(Set exercise):
From the line containing "What data populates" through the last line of the data, return those lines exactly as written and nothing more.

(Data to process):
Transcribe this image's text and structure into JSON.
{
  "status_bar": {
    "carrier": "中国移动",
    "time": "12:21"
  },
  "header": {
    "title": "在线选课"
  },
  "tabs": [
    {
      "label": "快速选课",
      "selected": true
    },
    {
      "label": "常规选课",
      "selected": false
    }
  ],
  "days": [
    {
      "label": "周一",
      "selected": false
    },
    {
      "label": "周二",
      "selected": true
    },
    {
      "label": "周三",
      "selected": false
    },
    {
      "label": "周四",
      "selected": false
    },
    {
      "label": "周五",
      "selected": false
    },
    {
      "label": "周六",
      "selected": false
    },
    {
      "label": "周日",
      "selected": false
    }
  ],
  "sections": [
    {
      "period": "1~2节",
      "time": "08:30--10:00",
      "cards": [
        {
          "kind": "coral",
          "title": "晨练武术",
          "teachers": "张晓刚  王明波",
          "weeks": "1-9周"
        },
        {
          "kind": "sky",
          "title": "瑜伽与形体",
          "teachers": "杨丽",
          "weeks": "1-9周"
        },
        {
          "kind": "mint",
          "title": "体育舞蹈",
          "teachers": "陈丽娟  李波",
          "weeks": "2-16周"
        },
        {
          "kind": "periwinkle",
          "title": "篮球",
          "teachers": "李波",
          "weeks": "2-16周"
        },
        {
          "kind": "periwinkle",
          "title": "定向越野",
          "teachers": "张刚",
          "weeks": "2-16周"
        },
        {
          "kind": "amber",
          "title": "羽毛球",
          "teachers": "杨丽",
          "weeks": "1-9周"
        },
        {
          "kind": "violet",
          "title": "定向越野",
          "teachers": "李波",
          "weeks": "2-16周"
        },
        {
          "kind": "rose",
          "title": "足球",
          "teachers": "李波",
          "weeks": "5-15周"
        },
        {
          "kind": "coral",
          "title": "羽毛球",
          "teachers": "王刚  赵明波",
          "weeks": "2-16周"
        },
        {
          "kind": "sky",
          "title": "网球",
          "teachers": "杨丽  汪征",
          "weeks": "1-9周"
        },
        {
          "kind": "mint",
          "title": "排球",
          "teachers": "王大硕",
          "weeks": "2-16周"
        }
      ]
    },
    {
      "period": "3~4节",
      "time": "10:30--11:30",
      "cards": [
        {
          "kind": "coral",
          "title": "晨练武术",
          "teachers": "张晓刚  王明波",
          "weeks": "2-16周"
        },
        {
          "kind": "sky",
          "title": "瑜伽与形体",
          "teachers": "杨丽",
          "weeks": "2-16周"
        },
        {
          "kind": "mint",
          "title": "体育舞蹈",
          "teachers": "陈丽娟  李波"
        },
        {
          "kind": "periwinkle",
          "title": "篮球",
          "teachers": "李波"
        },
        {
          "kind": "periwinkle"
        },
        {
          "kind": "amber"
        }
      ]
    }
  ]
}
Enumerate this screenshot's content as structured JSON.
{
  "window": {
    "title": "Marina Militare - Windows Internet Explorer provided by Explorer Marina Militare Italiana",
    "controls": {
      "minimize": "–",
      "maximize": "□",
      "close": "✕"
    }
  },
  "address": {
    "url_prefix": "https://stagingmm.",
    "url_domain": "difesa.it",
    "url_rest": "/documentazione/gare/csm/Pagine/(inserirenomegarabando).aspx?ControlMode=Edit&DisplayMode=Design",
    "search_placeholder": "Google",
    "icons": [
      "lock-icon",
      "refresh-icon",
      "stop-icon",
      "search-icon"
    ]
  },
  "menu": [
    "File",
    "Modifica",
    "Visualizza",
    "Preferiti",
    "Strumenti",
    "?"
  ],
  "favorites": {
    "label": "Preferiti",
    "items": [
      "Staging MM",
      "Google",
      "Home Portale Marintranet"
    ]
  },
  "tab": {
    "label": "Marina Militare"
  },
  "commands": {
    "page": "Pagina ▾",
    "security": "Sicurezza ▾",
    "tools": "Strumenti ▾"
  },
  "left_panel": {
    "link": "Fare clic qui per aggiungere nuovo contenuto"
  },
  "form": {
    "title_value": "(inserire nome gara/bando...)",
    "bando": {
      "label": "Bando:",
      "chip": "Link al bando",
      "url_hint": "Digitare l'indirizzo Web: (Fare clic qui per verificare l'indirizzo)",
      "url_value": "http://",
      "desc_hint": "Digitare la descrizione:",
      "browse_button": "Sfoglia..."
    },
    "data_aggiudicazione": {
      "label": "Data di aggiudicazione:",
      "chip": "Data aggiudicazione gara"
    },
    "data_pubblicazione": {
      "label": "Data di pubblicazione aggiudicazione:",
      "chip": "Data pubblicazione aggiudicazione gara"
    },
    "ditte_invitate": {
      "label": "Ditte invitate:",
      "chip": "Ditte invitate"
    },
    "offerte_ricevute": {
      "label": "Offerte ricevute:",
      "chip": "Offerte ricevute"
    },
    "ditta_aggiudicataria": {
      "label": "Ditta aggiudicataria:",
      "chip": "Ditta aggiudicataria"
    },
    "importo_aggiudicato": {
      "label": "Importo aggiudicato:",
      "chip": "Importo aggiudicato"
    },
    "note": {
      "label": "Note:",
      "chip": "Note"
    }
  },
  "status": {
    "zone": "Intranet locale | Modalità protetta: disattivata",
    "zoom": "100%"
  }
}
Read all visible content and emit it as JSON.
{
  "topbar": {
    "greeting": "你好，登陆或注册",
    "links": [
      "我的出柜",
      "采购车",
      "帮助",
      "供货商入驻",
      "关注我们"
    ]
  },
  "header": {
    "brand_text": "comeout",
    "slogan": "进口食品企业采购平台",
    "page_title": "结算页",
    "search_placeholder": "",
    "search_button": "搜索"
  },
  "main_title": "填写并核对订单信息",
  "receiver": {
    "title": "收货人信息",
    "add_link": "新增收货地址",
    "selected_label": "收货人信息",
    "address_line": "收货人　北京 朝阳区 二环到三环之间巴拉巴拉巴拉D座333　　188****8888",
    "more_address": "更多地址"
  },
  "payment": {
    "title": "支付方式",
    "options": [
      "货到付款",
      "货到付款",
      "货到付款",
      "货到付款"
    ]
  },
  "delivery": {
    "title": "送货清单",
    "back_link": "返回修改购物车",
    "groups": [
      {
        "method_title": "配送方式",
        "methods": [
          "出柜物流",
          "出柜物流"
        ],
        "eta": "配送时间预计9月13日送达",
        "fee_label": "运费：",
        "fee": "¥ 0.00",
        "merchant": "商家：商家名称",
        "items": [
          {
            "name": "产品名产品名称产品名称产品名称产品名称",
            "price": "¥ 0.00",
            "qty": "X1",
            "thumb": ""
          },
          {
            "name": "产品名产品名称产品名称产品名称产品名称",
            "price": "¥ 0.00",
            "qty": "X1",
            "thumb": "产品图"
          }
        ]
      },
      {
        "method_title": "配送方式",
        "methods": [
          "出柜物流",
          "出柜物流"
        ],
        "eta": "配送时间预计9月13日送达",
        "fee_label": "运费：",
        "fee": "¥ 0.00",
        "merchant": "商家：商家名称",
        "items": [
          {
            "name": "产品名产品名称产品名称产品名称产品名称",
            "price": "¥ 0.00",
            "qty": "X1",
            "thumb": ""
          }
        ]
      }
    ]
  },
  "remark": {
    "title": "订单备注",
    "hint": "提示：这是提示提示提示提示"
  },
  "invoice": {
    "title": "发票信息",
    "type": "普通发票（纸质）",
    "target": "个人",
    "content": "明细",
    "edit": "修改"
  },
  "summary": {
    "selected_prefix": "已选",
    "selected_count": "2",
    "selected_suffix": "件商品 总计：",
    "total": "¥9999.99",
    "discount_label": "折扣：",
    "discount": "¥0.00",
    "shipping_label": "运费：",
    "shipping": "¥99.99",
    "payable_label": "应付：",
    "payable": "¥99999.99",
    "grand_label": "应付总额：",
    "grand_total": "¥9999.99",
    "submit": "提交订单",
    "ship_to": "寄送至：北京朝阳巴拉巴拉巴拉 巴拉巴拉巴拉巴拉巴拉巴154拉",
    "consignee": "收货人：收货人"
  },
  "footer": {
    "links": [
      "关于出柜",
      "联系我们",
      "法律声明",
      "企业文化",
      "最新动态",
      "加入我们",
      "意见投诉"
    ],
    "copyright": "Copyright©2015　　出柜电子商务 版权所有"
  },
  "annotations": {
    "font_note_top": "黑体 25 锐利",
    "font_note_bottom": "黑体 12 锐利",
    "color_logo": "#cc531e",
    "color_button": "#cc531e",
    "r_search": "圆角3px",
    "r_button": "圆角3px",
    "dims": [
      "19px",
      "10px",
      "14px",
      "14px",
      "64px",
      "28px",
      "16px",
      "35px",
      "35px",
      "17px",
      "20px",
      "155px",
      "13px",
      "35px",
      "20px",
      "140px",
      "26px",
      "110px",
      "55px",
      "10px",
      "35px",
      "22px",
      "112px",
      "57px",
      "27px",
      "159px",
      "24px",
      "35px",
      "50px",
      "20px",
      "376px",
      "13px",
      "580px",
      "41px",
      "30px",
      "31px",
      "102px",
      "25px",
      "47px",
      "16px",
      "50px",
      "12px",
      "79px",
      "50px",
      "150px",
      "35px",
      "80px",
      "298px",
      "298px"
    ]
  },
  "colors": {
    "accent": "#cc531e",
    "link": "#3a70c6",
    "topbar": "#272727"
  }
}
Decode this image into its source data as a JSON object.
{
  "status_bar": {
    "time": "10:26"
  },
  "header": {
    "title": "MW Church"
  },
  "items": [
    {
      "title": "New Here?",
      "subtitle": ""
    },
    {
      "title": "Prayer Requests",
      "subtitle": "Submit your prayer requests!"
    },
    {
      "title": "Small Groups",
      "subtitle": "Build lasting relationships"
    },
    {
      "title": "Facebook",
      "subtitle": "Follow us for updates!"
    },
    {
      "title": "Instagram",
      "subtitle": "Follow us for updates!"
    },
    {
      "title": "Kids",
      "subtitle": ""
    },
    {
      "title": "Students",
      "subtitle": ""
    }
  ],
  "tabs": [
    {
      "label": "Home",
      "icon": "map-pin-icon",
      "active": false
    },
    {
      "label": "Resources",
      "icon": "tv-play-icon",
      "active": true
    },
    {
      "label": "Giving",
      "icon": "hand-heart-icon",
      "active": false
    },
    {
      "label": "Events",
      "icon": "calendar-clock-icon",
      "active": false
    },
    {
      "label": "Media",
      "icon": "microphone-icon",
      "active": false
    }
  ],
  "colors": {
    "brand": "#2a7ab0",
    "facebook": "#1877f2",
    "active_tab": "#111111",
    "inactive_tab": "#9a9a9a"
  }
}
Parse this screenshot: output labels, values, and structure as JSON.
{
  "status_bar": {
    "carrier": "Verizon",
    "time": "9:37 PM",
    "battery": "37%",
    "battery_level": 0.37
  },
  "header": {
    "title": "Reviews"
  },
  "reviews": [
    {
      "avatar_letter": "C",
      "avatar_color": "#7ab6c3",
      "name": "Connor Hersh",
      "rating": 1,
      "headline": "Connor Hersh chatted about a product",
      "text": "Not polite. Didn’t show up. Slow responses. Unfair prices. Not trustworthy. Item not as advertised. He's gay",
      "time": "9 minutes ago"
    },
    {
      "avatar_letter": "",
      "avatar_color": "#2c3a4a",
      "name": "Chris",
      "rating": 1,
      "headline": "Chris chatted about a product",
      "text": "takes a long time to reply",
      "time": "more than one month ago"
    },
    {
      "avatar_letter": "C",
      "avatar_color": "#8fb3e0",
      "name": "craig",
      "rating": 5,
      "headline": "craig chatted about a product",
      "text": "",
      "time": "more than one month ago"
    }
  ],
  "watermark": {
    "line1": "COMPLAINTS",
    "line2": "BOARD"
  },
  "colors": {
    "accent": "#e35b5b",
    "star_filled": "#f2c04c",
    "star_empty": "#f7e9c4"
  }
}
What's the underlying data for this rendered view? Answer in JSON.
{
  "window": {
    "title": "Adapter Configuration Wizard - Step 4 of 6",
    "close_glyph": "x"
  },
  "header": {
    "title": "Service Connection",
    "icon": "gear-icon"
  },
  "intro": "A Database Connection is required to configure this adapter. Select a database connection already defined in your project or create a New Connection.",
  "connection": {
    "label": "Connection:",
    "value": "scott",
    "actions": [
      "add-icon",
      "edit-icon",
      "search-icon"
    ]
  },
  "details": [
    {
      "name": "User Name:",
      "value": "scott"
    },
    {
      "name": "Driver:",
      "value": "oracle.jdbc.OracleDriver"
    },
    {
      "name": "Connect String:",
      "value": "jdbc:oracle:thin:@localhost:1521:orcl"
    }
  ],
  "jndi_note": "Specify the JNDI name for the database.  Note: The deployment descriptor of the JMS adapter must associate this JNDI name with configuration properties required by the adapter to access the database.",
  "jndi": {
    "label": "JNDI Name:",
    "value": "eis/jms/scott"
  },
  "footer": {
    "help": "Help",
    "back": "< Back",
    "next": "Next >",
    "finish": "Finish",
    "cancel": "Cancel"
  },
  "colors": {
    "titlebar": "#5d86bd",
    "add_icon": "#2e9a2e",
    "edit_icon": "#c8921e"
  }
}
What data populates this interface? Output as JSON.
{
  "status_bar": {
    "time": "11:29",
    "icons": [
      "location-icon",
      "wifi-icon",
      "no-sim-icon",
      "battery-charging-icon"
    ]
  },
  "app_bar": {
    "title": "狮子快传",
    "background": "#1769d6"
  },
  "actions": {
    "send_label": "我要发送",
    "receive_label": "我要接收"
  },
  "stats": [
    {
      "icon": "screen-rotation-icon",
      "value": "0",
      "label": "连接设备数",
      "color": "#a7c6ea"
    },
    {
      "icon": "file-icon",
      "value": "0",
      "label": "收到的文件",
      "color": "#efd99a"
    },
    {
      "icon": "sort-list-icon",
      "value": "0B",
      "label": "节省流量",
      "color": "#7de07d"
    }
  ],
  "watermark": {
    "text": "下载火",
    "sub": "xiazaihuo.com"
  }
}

(Output):
What data populates this interface? Output as JSON.
{
  "status_bar": {
    "time": "11:29",
    "icons": [
      "location-icon",
      "wifi-icon",
      "no-sim-icon",
      "battery-charging-icon"
    ]
  },
  "app_bar": {
    "title": "狮子快传",
    "background": "#1769d6"
  },
  "actions": {
    "send_label": "我要发送",
    "receive_label": "我要接收"
  },
  "stats": [
    {
      "icon": "screen-rotation-icon",
      "value": "0",
      "label": "连接设备数",
      "color": "#a7c6ea"
    },
    {
      "icon": "file-icon",
      "value": "0",
      "label": "收到的文件",
      "color": "#efd99a"
    },
    {
      "icon": "sort-list-icon",
      "value": "0B",
      "label": "节省流量",
      "color": "#7de07d"
    }
  ],
  "watermark": {
    "text": "下载火",
    "sub": "xiazaihuo.com"
  }
}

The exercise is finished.